▶ **The exercise**:
Every entry below should be repeated exactly; the pictures should not.

▶ **Records supplied**:
=-=-=-=-=

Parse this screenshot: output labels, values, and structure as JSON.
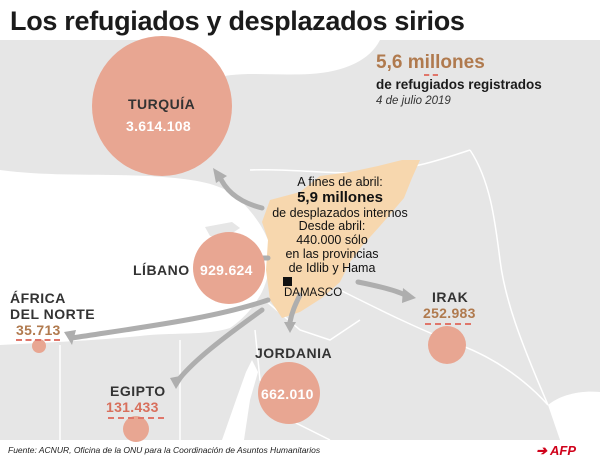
{
  "title": "Los refugiados y desplazados sirios",
  "summary": {
    "total": "5,6 millones",
    "total_label": "de refugiados registrados",
    "date": "4 de julio 2019"
  },
  "syria": {
    "line1": "A fines de abril:",
    "line2": "5,9 millones",
    "line3": "de desplazados internos",
    "line4": "Desde abril:",
    "line5": "440.000 sólo",
    "line6": "en las provincias",
    "line7": "de Idlib y Hama",
    "capital": "DAMASCO"
  },
  "countries": {
    "turkey": {
      "name": "TURQUÍA",
      "value": "3.614.108"
    },
    "lebanon": {
      "name": "LÍBANO",
      "value": "929.624"
    },
    "jordan": {
      "name": "JORDANIA",
      "value": "662.010"
    },
    "iraq": {
      "name": "IRAK",
      "value": "252.983"
    },
    "egypt": {
      "name": "EGIPTO",
      "value": "131.433"
    },
    "north_africa": {
      "name_line1": "ÁFRICA",
      "name_line2": "DEL NORTE",
      "value": "35.713"
    }
  },
  "source": "Fuente: ACNUR, Oficina de la ONU para la Coordinación de Asuntos Humanitarios",
  "credit": "AFP",
  "colors": {
    "bubble": "#e8a692",
    "syria": "#f7d7ae",
    "value_text": "#b07a4e",
    "accent": "#d0021b",
    "land": "#e6e6e6",
    "sea": "#ffffff"
  }
}
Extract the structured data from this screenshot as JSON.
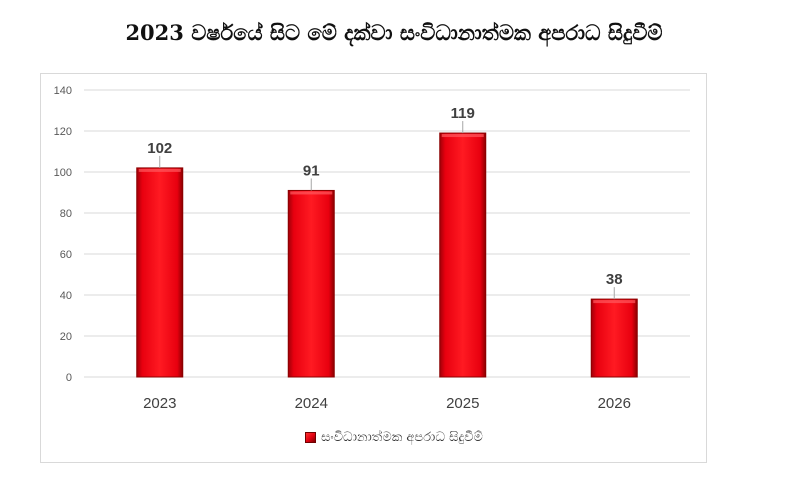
{
  "chart_data": {
    "type": "bar",
    "title": "2023 වර්ෂයේ සිට මේ දක්වා සංවිධානාත්මක අපරාධ සිදුවීම්",
    "categories": [
      "2023",
      "2024",
      "2025",
      "2026"
    ],
    "series": [
      {
        "name": "සංවිධානාත්මක අපරාධ සිදුවීම්",
        "values": [
          102,
          91,
          119,
          38
        ]
      }
    ],
    "data_labels": [
      "102",
      "91",
      "119",
      "38"
    ],
    "y_ticks": [
      "0",
      "20",
      "40",
      "60",
      "80",
      "100",
      "120",
      "140"
    ],
    "ylim": [
      0,
      140
    ],
    "xlabel": "",
    "ylabel": "",
    "grid": true,
    "legend_position": "bottom",
    "colors": {
      "bar": "#e8000f",
      "bar_dark": "#8b0000",
      "grid": "#d9d9d9",
      "label": "#404040"
    }
  }
}
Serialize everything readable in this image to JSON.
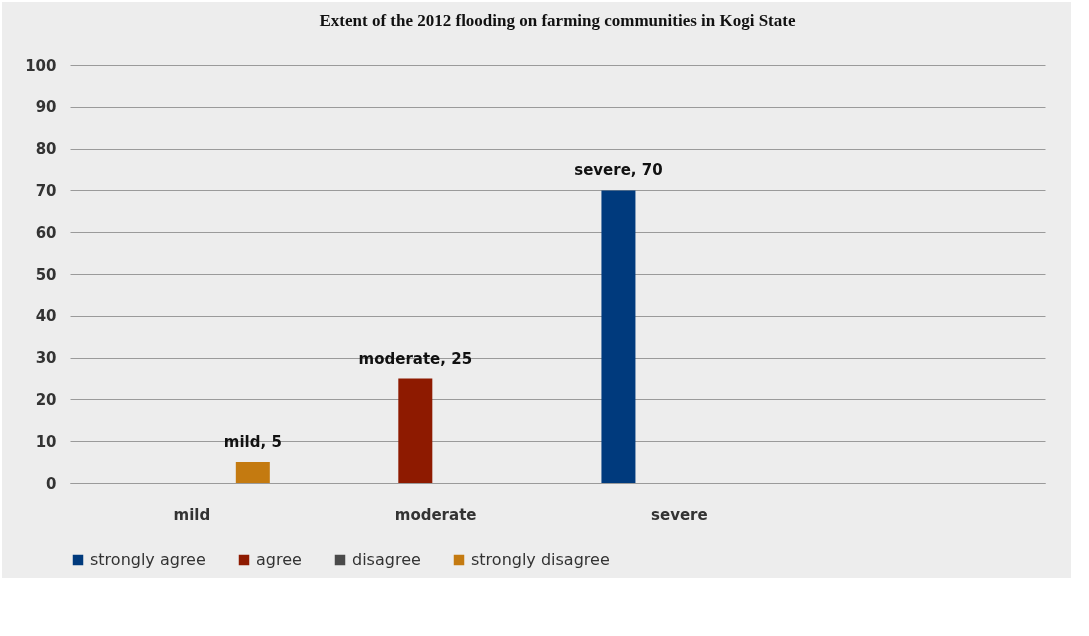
{
  "chart_data": {
    "type": "bar",
    "title": "Extent of the 2012 flooding on farming communities in Kogi State",
    "categories": [
      "mild",
      "moderate",
      "severe",
      null
    ],
    "series": [
      {
        "name": "strongly agree",
        "color": "#003a7d",
        "values": [
          null,
          null,
          70,
          null
        ],
        "value_labels": [
          null,
          null,
          "severe, 70",
          null
        ]
      },
      {
        "name": "agree",
        "color": "#8e1a00",
        "values": [
          null,
          25,
          null,
          null
        ],
        "value_labels": [
          null,
          "moderate, 25",
          null,
          null
        ]
      },
      {
        "name": "disagree",
        "color": "#4a4a4a",
        "values": [
          null,
          null,
          null,
          null
        ]
      },
      {
        "name": "strongly disagree",
        "color": "#c47a10",
        "values": [
          5,
          null,
          null,
          null
        ],
        "value_labels": [
          "mild, 5",
          null,
          null,
          null
        ]
      }
    ],
    "ylim": [
      0,
      100
    ],
    "yticks": [
      0,
      10,
      20,
      30,
      40,
      50,
      60,
      70,
      80,
      90,
      100
    ],
    "grid": "y",
    "legend": "bottom"
  }
}
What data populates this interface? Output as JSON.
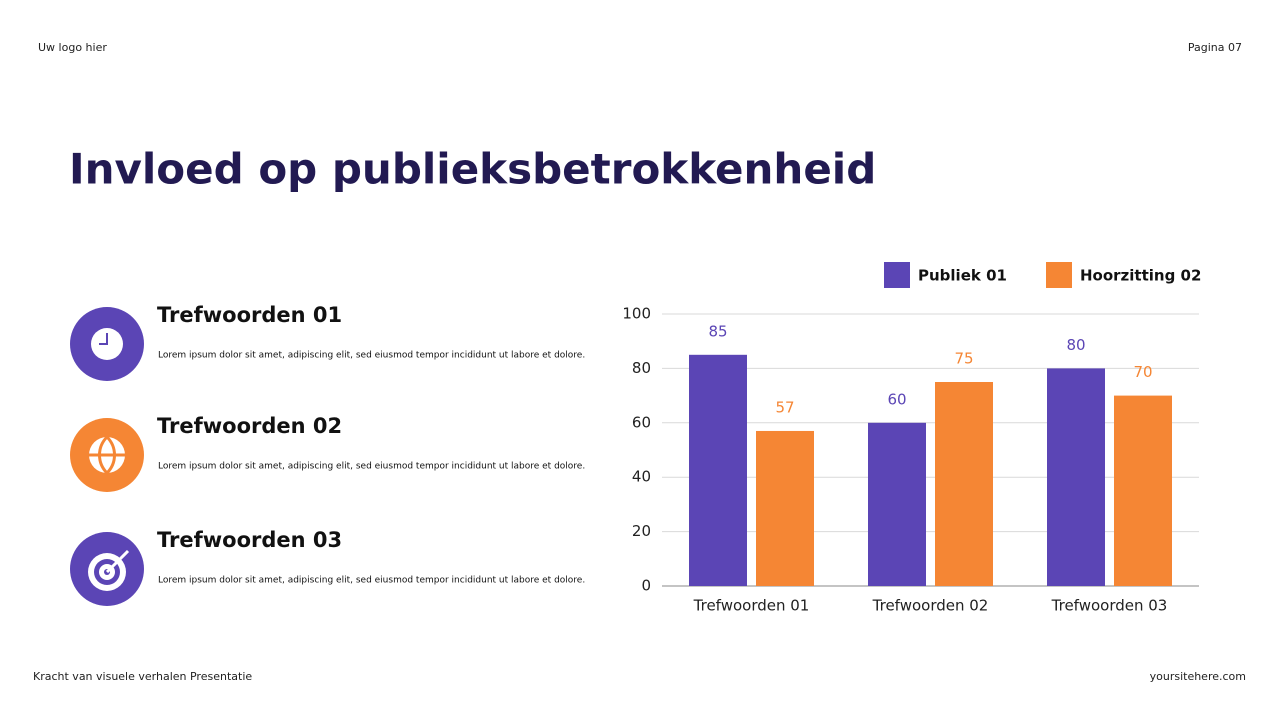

=-=-=-=-=

▶ **Answer in full**:
Parse this screenshot: output labels, values, and structure as JSON.
{
  "title": "Los refugiados y desplazados sirios",
  "summary": {
    "total": "5,6 millones",
    "total_label": "de refugiados registrados",
    "date": "4 de julio 2019"
  },
  "syria": {
    "line1": "A fines de abril:",
    "line2": "5,9 millones",
    "line3": "de desplazados internos",
    "line4": "Desde abril:",
    "line5": "440.000 sólo",
    "line6": "en las provincias",
    "line7": "de Idlib y Hama",
    "capital": "DAMASCO"
  },
  "countries": {
    "turkey": {
      "name": "TURQUÍA",
      "value": "3.614.108"
    },
    "lebanon": {
      "name": "LÍBANO",
      "value": "929.624"
    },
    "jordan": {
      "name": "JORDANIA",
      "value": "662.010"
    },
    "iraq": {
      "name": "IRAK",
      "value": "252.983"
    },
    "egypt": {
      "name": "EGIPTO",
      "value": "131.433"
    },
    "north_africa": {
      "name_line1": "ÁFRICA",
      "name_line2": "DEL NORTE",
      "value": "35.713"
    }
  },
  "source": "Fuente: ACNUR, Oficina de la ONU para la Coordinación de Asuntos Humanitarios",
  "credit": "AFP",
  "colors": {
    "bubble": "#e8a692",
    "syria": "#f7d7ae",
    "value_text": "#b07a4e",
    "accent": "#d0021b",
    "land": "#e6e6e6",
    "sea": "#ffffff"
  }
}
Extract the structured data from this screenshot as JSON.
{
  "chart_data": {
    "type": "bar",
    "title": "2023 වර්ෂයේ සිට මේ දක්වා සංවිධානාත්මක අපරාධ සිදුවීම්",
    "categories": [
      "2023",
      "2024",
      "2025",
      "2026"
    ],
    "series": [
      {
        "name": "සංවිධානාත්මක අපරාධ සිදුවීම්",
        "values": [
          102,
          91,
          119,
          38
        ]
      }
    ],
    "data_labels": [
      "102",
      "91",
      "119",
      "38"
    ],
    "y_ticks": [
      "0",
      "20",
      "40",
      "60",
      "80",
      "100",
      "120",
      "140"
    ],
    "ylim": [
      0,
      140
    ],
    "xlabel": "",
    "ylabel": "",
    "grid": true,
    "legend_position": "bottom",
    "colors": {
      "bar": "#e8000f",
      "bar_dark": "#8b0000",
      "grid": "#d9d9d9",
      "label": "#404040"
    }
  }
}
Serialize everything readable in this image to JSON.
{
  "chart_data": {
    "type": "bar",
    "title": "Extent of the 2012 flooding on farming communities in Kogi State",
    "categories": [
      "mild",
      "moderate",
      "severe",
      null
    ],
    "series": [
      {
        "name": "strongly agree",
        "color": "#003a7d",
        "values": [
          null,
          null,
          70,
          null
        ],
        "value_labels": [
          null,
          null,
          "severe, 70",
          null
        ]
      },
      {
        "name": "agree",
        "color": "#8e1a00",
        "values": [
          null,
          25,
          null,
          null
        ],
        "value_labels": [
          null,
          "moderate, 25",
          null,
          null
        ]
      },
      {
        "name": "disagree",
        "color": "#4a4a4a",
        "values": [
          null,
          null,
          null,
          null
        ]
      },
      {
        "name": "strongly disagree",
        "color": "#c47a10",
        "values": [
          5,
          null,
          null,
          null
        ],
        "value_labels": [
          "mild, 5",
          null,
          null,
          null
        ]
      }
    ],
    "ylim": [
      0,
      100
    ],
    "yticks": [
      0,
      10,
      20,
      30,
      40,
      50,
      60,
      70,
      80,
      90,
      100
    ],
    "grid": "y",
    "legend": "bottom"
  }
}
What data populates this interface? Output as JSON.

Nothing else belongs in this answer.